Exercise instructions :: Only lines below containing the string "table" should be counted; please give that count by itself.

(Dataset rows for apps and sites)
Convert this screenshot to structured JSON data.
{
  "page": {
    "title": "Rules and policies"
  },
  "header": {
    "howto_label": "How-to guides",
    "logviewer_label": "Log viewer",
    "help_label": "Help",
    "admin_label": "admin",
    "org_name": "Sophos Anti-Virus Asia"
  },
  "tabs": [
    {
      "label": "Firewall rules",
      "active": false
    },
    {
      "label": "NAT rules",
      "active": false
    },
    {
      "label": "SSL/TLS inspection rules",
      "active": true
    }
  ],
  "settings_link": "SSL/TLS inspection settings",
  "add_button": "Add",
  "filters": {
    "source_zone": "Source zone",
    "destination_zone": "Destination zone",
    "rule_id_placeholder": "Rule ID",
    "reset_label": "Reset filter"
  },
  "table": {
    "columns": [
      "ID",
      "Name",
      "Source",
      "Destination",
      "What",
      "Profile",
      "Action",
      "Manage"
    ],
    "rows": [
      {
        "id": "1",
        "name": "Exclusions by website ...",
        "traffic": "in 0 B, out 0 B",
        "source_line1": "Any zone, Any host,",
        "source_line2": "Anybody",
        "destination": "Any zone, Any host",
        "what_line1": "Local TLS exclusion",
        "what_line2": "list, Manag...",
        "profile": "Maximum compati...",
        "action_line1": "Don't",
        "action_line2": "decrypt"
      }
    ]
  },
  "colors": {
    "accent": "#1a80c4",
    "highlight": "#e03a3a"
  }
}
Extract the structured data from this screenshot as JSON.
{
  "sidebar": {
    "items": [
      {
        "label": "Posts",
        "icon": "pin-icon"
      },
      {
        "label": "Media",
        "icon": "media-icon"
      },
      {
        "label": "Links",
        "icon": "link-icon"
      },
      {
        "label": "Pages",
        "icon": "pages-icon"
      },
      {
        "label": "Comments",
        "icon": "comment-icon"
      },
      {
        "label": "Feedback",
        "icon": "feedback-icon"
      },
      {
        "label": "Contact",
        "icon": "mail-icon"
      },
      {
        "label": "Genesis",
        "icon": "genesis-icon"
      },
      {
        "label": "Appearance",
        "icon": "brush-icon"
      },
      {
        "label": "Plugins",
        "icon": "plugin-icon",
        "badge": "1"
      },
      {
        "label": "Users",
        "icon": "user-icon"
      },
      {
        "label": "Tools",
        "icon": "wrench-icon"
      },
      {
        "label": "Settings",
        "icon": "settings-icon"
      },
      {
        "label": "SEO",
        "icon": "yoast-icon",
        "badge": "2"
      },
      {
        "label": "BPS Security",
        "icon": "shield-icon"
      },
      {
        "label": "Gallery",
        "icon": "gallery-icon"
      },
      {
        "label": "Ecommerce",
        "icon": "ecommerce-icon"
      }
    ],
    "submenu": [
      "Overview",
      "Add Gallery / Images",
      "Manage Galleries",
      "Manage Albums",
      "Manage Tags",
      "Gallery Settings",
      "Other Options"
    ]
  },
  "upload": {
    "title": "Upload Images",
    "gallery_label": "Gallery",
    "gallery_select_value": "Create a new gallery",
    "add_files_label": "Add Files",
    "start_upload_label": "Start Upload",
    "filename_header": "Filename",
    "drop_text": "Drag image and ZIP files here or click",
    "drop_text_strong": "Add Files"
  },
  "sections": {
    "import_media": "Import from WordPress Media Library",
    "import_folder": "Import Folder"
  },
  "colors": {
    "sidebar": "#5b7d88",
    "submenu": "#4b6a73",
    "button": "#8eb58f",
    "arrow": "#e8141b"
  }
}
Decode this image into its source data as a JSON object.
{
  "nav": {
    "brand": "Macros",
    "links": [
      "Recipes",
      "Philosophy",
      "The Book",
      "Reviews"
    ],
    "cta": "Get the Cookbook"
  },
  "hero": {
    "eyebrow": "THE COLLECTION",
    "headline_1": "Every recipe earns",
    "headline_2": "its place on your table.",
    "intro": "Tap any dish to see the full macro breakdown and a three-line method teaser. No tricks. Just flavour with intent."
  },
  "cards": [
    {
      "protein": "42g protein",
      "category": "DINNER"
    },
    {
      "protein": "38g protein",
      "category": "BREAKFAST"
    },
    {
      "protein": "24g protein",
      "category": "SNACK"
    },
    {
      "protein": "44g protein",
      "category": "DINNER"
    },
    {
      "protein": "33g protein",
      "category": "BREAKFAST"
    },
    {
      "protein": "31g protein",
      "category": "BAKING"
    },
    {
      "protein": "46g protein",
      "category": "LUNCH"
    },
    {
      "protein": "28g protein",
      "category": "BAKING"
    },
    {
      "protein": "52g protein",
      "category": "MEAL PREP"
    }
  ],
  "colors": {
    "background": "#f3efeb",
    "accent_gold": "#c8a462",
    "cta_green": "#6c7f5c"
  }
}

Solution to this exercise :: 2